• What is needed: Filter out everything except lines holding "wird".

• Supplied data:
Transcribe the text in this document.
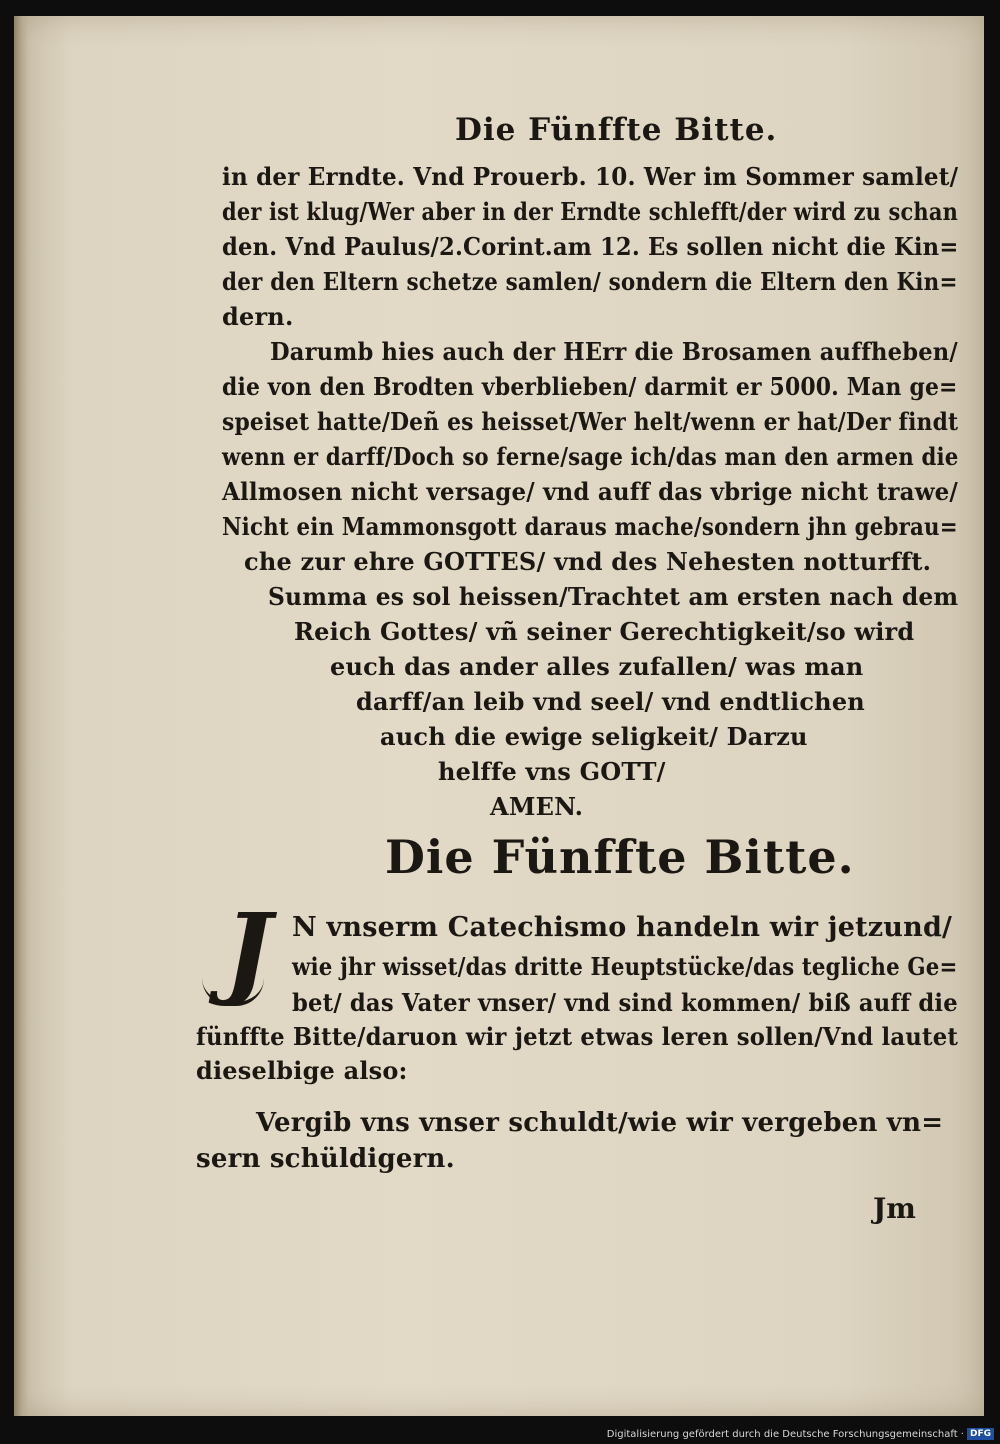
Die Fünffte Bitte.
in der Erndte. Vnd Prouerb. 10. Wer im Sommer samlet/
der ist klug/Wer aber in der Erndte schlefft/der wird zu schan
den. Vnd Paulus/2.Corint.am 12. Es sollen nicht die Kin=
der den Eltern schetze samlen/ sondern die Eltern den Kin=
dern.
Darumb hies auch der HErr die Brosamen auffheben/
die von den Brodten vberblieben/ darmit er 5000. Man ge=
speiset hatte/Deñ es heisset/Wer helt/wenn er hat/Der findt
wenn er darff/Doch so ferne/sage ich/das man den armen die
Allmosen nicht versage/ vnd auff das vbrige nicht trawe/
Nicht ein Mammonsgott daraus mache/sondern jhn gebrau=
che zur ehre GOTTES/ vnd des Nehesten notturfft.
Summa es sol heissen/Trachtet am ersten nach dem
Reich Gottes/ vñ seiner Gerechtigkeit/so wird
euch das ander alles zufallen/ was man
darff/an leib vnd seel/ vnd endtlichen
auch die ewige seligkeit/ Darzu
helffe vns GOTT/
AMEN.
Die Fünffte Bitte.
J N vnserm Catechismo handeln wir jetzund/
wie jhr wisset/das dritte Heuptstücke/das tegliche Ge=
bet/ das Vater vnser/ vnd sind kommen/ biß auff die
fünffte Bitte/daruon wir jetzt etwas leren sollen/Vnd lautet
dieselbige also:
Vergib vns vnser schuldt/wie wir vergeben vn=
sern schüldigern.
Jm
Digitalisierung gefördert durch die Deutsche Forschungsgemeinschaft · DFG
--
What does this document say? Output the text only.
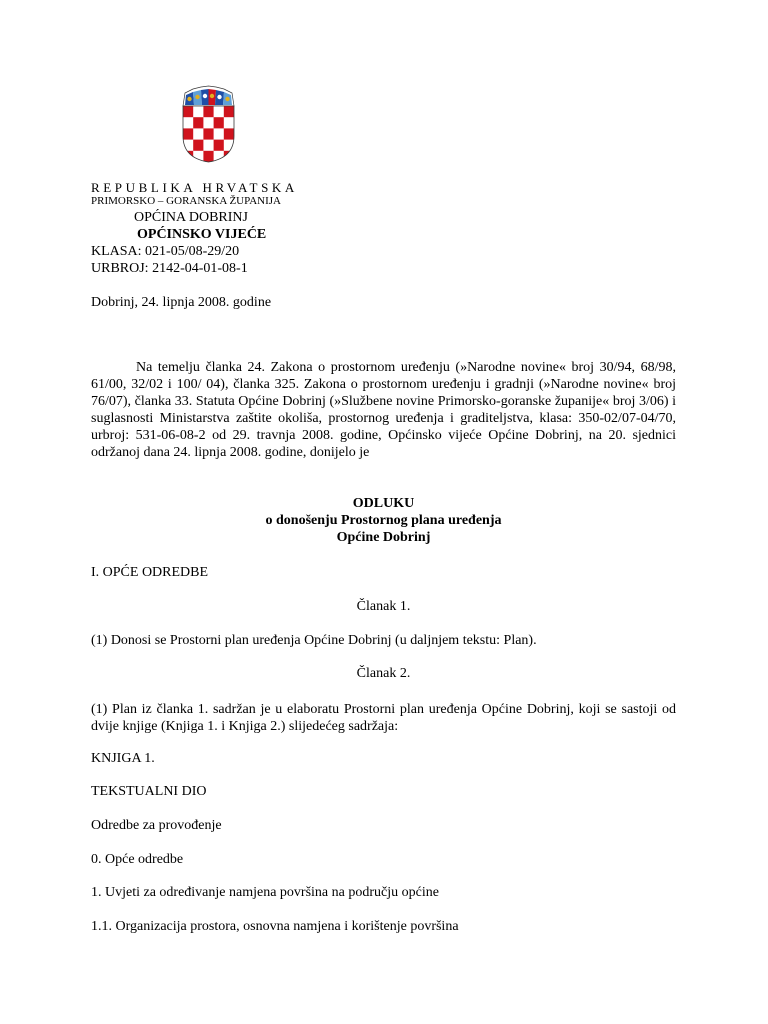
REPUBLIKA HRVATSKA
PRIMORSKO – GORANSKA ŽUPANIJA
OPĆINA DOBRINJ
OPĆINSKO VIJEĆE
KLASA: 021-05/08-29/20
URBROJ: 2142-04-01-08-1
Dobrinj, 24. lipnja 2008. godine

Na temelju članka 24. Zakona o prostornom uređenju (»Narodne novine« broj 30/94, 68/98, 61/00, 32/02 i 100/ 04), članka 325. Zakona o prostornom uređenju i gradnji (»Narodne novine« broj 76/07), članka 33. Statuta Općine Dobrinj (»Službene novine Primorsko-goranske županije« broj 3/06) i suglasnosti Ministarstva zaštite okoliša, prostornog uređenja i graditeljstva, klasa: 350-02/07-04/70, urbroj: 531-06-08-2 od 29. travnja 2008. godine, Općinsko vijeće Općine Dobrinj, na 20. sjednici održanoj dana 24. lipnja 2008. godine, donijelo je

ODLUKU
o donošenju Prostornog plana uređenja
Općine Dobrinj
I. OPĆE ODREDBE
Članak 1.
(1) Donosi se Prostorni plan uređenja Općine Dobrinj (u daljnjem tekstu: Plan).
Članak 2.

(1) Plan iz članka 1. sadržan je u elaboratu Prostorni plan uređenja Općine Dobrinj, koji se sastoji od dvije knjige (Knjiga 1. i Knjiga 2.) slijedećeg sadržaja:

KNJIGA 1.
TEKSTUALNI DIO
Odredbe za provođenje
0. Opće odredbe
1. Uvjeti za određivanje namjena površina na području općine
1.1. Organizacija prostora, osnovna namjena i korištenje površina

• Result below:
der ist klug/Wer aber in der Erndte schlefft/der wird zu schan
Reich Gottes/ vñ seiner Gerechtigkeit/so wird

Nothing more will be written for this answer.